» Information supplied:
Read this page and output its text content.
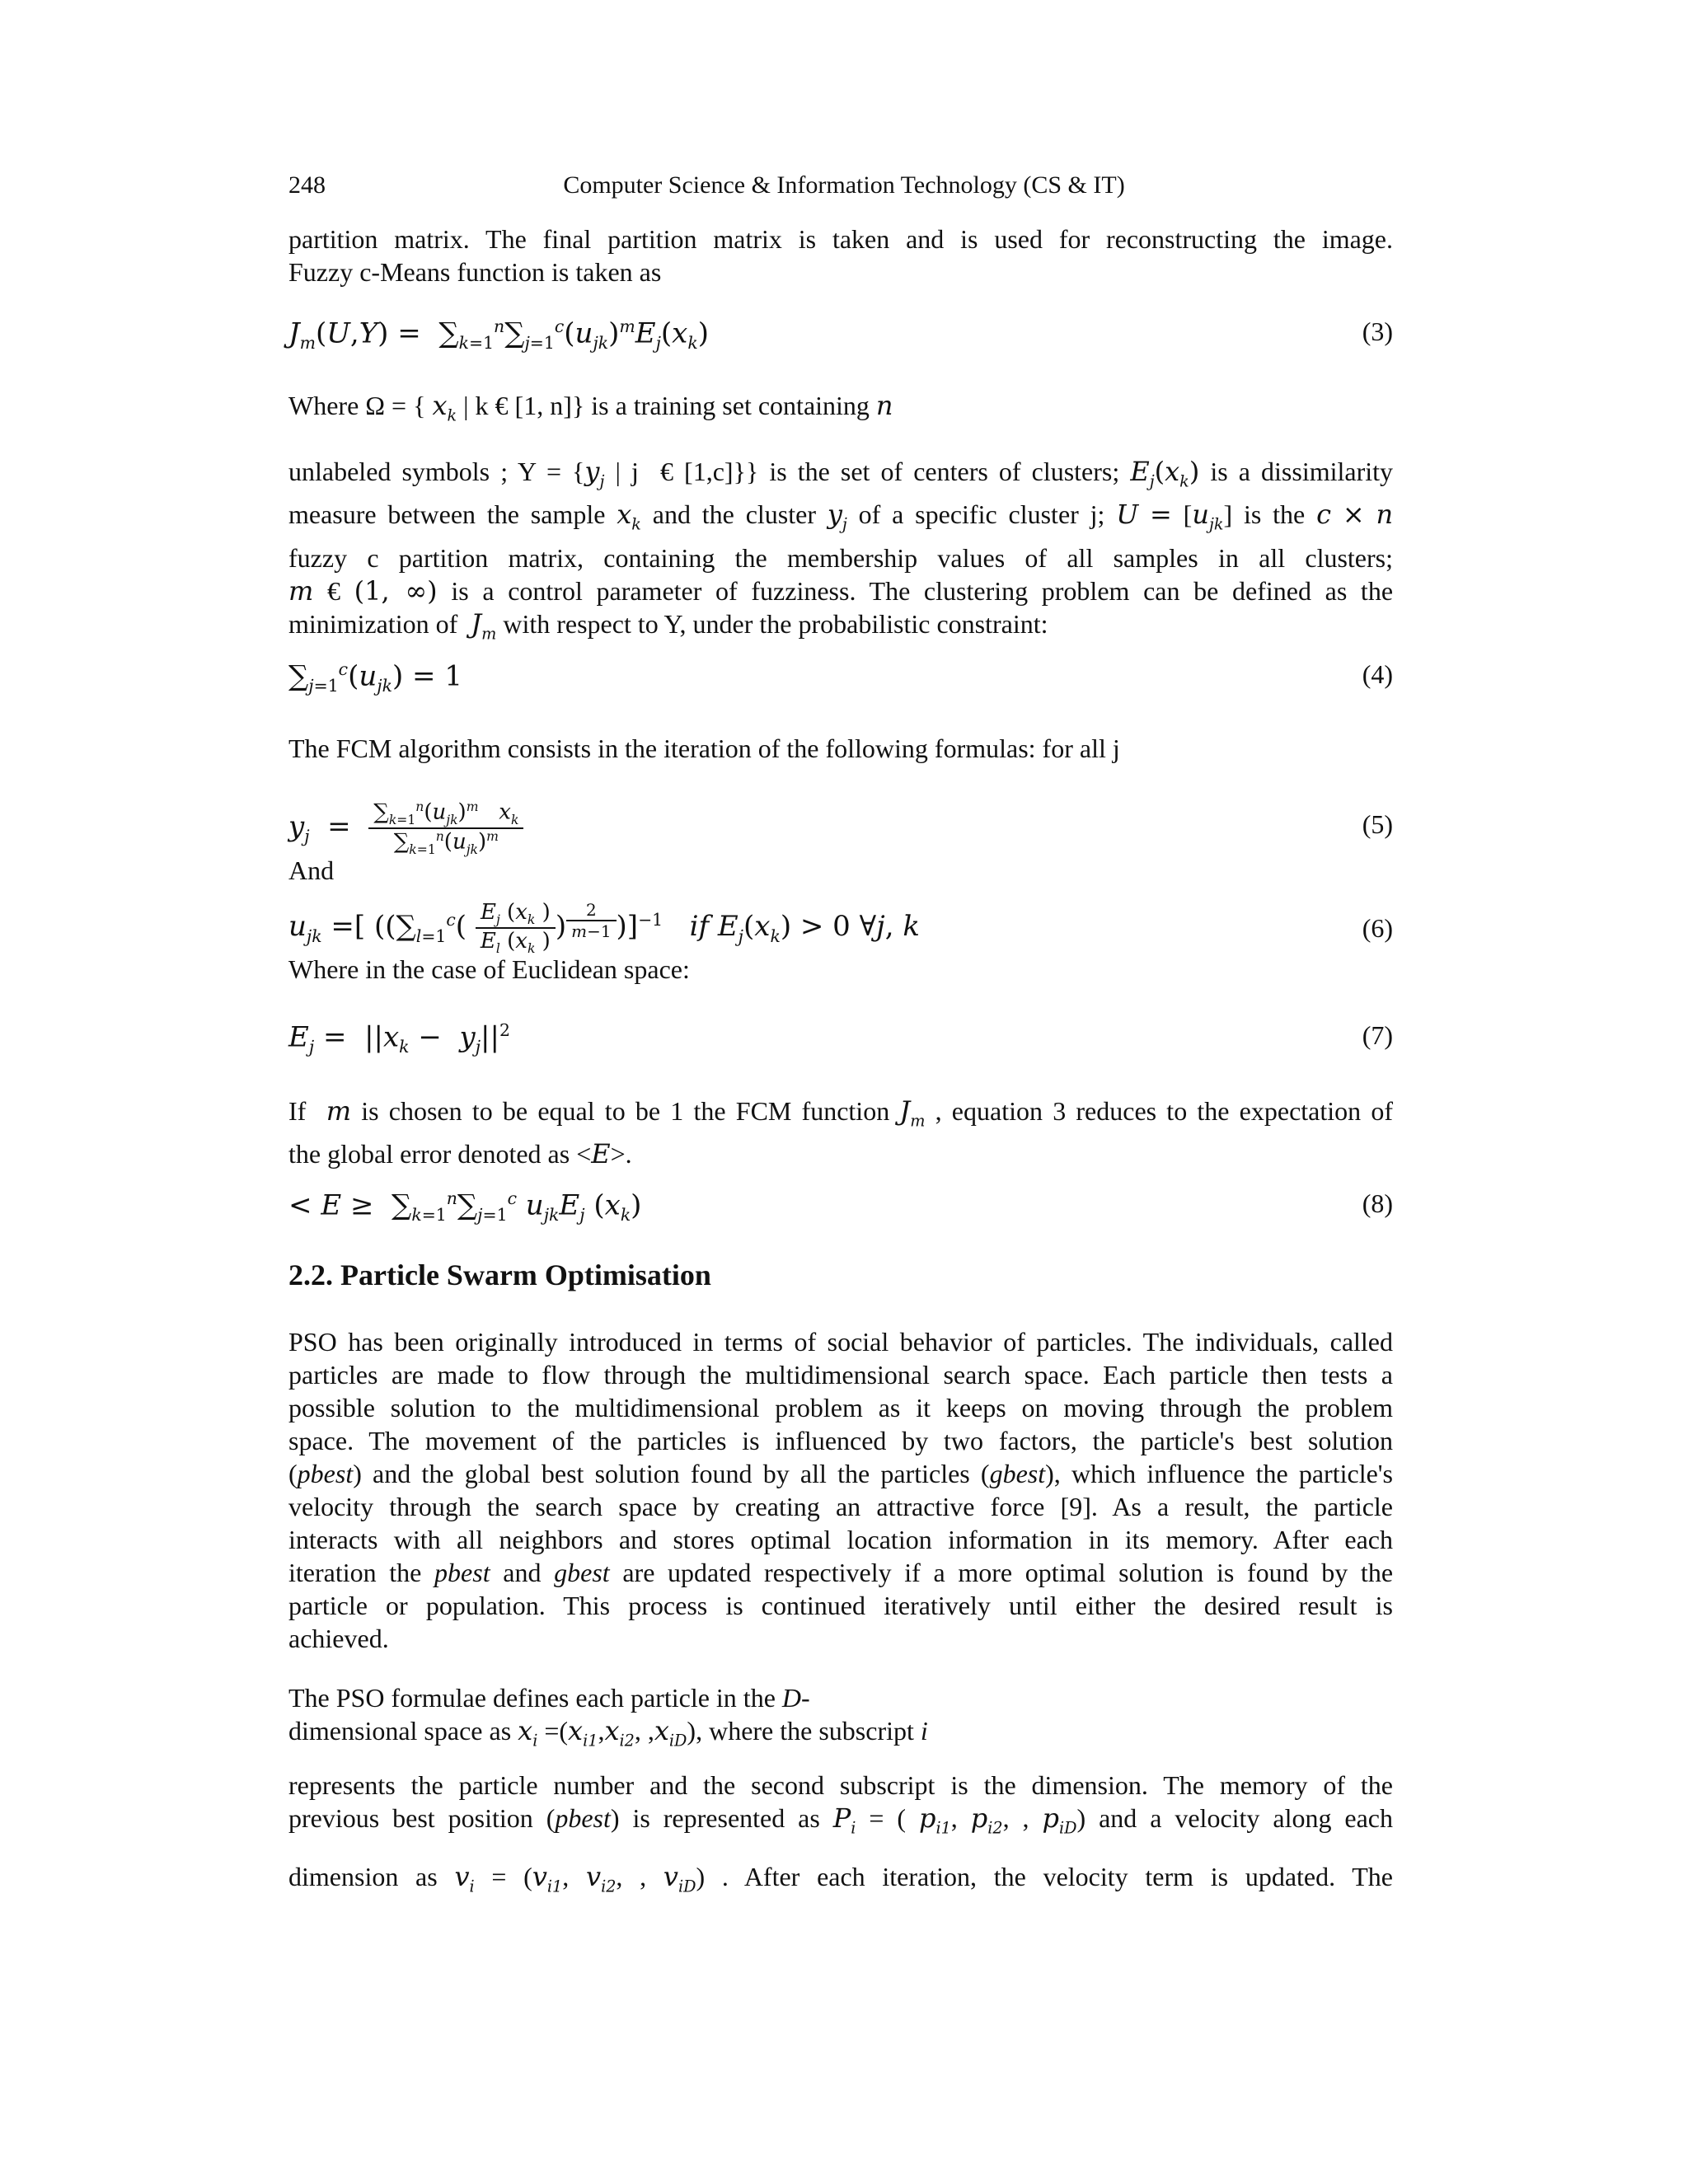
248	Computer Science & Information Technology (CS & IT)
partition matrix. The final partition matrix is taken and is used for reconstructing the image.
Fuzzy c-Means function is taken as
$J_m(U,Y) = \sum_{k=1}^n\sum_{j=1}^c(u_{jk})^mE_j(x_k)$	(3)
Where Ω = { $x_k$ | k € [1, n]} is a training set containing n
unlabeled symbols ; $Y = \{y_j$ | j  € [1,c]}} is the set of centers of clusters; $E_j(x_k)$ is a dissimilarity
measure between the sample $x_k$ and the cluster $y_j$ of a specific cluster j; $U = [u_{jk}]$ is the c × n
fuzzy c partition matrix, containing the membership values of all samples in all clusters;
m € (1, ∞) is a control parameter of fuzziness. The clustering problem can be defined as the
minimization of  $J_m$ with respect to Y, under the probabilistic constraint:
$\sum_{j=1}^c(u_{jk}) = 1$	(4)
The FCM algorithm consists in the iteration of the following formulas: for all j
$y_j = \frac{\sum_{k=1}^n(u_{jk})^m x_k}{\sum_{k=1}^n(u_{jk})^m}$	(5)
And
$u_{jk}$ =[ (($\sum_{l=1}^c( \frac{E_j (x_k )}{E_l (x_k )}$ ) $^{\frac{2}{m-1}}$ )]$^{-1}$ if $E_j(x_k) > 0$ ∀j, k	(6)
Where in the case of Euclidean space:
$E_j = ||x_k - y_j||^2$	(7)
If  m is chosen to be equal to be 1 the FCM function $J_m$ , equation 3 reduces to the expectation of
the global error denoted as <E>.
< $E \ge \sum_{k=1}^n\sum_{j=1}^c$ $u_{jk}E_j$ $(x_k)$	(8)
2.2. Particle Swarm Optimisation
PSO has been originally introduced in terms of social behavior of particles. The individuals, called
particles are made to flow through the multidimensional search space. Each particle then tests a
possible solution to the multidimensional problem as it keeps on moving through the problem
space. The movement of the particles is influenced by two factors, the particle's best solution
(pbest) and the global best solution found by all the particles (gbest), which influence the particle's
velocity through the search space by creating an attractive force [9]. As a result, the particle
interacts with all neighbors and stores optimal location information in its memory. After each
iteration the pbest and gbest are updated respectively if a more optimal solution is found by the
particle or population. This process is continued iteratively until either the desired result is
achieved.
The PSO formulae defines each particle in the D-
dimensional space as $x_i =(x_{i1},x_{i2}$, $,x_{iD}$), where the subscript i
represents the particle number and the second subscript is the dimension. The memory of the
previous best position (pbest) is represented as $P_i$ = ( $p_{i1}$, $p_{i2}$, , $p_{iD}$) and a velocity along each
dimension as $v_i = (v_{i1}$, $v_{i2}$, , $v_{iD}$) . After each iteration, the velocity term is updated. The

» Objective:
Pictures in the records above are not copied; print everything else exactly.

» Result below:
Read this page and output its text content.
248	Computer Science & Information Technology (CS & IT)
partition matrix. The final partition matrix is taken and is used for reconstructing the image.
Fuzzy c-Means function is taken as
$J_m(U,Y) = \sum_{k=1}^n\sum_{j=1}^c(u_{jk})^mE_j(x_k)$	(3)
Where Ω = { $x_k$ | k € [1, n]} is a training set containing n
unlabeled symbols ; $Y = \{y_j$ | j  € [1,c]}} is the set of centers of clusters; $E_j(x_k)$ is a dissimilarity
measure between the sample $x_k$ and the cluster $y_j$ of a specific cluster j; $U = [u_{jk}]$ is the c × n
fuzzy c partition matrix, containing the membership values of all samples in all clusters;
m € (1, ∞) is a control parameter of fuzziness. The clustering problem can be defined as the
minimization of  $J_m$ with respect to Y, under the probabilistic constraint:
$\sum_{j=1}^c(u_{jk}) = 1$	(4)
The FCM algorithm consists in the iteration of the following formulas: for all j
$y_j = \frac{\sum_{k=1}^n(u_{jk})^m x_k}{\sum_{k=1}^n(u_{jk})^m}$	(5)
And
$u_{jk}$ =[ (($\sum_{l=1}^c( \frac{E_j (x_k )}{E_l (x_k )}$ ) $^{\frac{2}{m-1}}$ )]$^{-1}$ if $E_j(x_k) > 0$ ∀j, k	(6)
Where in the case of Euclidean space:
$E_j = ||x_k - y_j||^2$	(7)
If  m is chosen to be equal to be 1 the FCM function $J_m$ , equation 3 reduces to the expectation of
the global error denoted as <E>.
< $E \ge \sum_{k=1}^n\sum_{j=1}^c$ $u_{jk}E_j$ $(x_k)$	(8)
2.2. Particle Swarm Optimisation
PSO has been originally introduced in terms of social behavior of particles. The individuals, called
particles are made to flow through the multidimensional search space. Each particle then tests a
possible solution to the multidimensional problem as it keeps on moving through the problem
space. The movement of the particles is influenced by two factors, the particle's best solution
(pbest) and the global best solution found by all the particles (gbest), which influence the particle's
velocity through the search space by creating an attractive force [9]. As a result, the particle
interacts with all neighbors and stores optimal location information in its memory. After each
iteration the pbest and gbest are updated respectively if a more optimal solution is found by the
particle or population. This process is continued iteratively until either the desired result is
achieved.
The PSO formulae defines each particle in the D-
dimensional space as $x_i =(x_{i1},x_{i2}$, $,x_{iD}$), where the subscript i
represents the particle number and the second subscript is the dimension. The memory of the
previous best position (pbest) is represented as $P_i$ = ( $p_{i1}$, $p_{i2}$, , $p_{iD}$) and a velocity along each
dimension as $v_i = (v_{i1}$, $v_{i2}$, , $v_{iD}$) . After each iteration, the velocity term is updated. The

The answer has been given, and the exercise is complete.